[Exercise directions]: Write out the records word for word, with no pictures.

[Material for this exercise]:
|---|

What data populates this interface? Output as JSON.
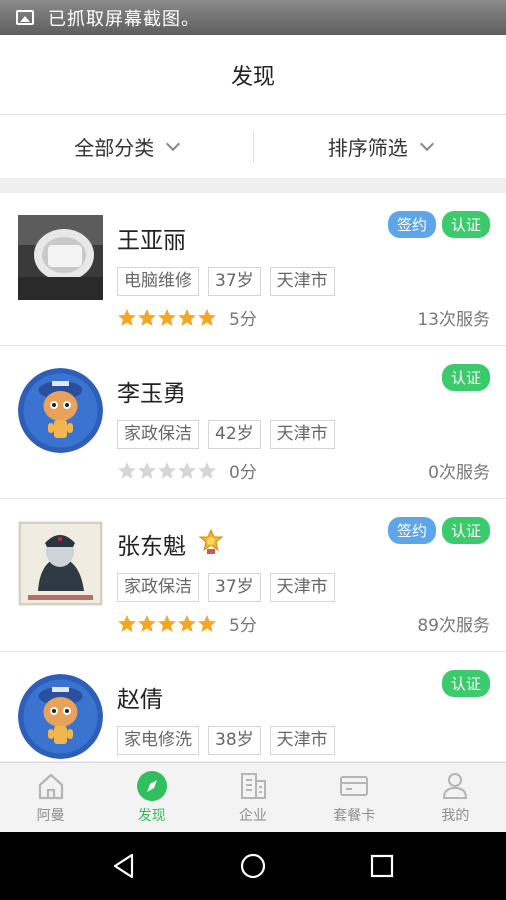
{
  "status_bar": {
    "message": "已抓取屏幕截图。",
    "icon": "image-icon"
  },
  "header": {
    "title": "发现"
  },
  "filters": [
    {
      "label": "全部分类"
    },
    {
      "label": "排序筛选"
    }
  ],
  "badge_labels": {
    "sign": "签约",
    "cert": "认证"
  },
  "providers": [
    {
      "name": "王亚丽",
      "signed": true,
      "certified": true,
      "medal": false,
      "tags": [
        "电脑维修",
        "37岁",
        "天津市"
      ],
      "rating": 5,
      "score": "5分",
      "services": "13次服务",
      "avatar": "photo-avatar"
    },
    {
      "name": "李玉勇",
      "signed": false,
      "certified": true,
      "medal": false,
      "tags": [
        "家政保洁",
        "42岁",
        "天津市"
      ],
      "rating": 0,
      "score": "0分",
      "services": "0次服务",
      "avatar": "default-avatar"
    },
    {
      "name": "张东魁",
      "signed": true,
      "certified": true,
      "medal": true,
      "tags": [
        "家政保洁",
        "37岁",
        "天津市"
      ],
      "rating": 5,
      "score": "5分",
      "services": "89次服务",
      "avatar": "portrait-avatar"
    },
    {
      "name": "赵倩",
      "signed": false,
      "certified": true,
      "medal": false,
      "tags": [
        "家电修洗",
        "38岁",
        "天津市"
      ],
      "rating": null,
      "score": "",
      "services": "",
      "avatar": "default-avatar"
    }
  ],
  "tabs": [
    {
      "label": "阿曼",
      "icon": "home-icon",
      "active": false
    },
    {
      "label": "发现",
      "icon": "discover-icon",
      "active": true
    },
    {
      "label": "企业",
      "icon": "building-icon",
      "active": false
    },
    {
      "label": "套餐卡",
      "icon": "card-icon",
      "active": false
    },
    {
      "label": "我的",
      "icon": "user-icon",
      "active": false
    }
  ],
  "colors": {
    "accent_green": "#2fbf5c",
    "sign_blue": "#5fa6e8",
    "cert_green": "#3ccb6c",
    "star_orange": "#f5a623",
    "star_empty": "#d6d6d6"
  }
}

|---|

[Completed task]:
What data populates this interface? Output as JSON.
{
  "status_bar": {
    "message": "已抓取屏幕截图。",
    "icon": "image-icon"
  },
  "header": {
    "title": "发现"
  },
  "filters": [
    {
      "label": "全部分类"
    },
    {
      "label": "排序筛选"
    }
  ],
  "badge_labels": {
    "sign": "签约",
    "cert": "认证"
  },
  "providers": [
    {
      "name": "王亚丽",
      "signed": true,
      "certified": true,
      "medal": false,
      "tags": [
        "电脑维修",
        "37岁",
        "天津市"
      ],
      "rating": 5,
      "score": "5分",
      "services": "13次服务",
      "avatar": "photo-avatar"
    },
    {
      "name": "李玉勇",
      "signed": false,
      "certified": true,
      "medal": false,
      "tags": [
        "家政保洁",
        "42岁",
        "天津市"
      ],
      "rating": 0,
      "score": "0分",
      "services": "0次服务",
      "avatar": "default-avatar"
    },
    {
      "name": "张东魁",
      "signed": true,
      "certified": true,
      "medal": true,
      "tags": [
        "家政保洁",
        "37岁",
        "天津市"
      ],
      "rating": 5,
      "score": "5分",
      "services": "89次服务",
      "avatar": "portrait-avatar"
    },
    {
      "name": "赵倩",
      "signed": false,
      "certified": true,
      "medal": false,
      "tags": [
        "家电修洗",
        "38岁",
        "天津市"
      ],
      "rating": null,
      "score": "",
      "services": "",
      "avatar": "default-avatar"
    }
  ],
  "tabs": [
    {
      "label": "阿曼",
      "icon": "home-icon",
      "active": false
    },
    {
      "label": "发现",
      "icon": "discover-icon",
      "active": true
    },
    {
      "label": "企业",
      "icon": "building-icon",
      "active": false
    },
    {
      "label": "套餐卡",
      "icon": "card-icon",
      "active": false
    },
    {
      "label": "我的",
      "icon": "user-icon",
      "active": false
    }
  ],
  "colors": {
    "accent_green": "#2fbf5c",
    "sign_blue": "#5fa6e8",
    "cert_green": "#3ccb6c",
    "star_orange": "#f5a623",
    "star_empty": "#d6d6d6"
  }
}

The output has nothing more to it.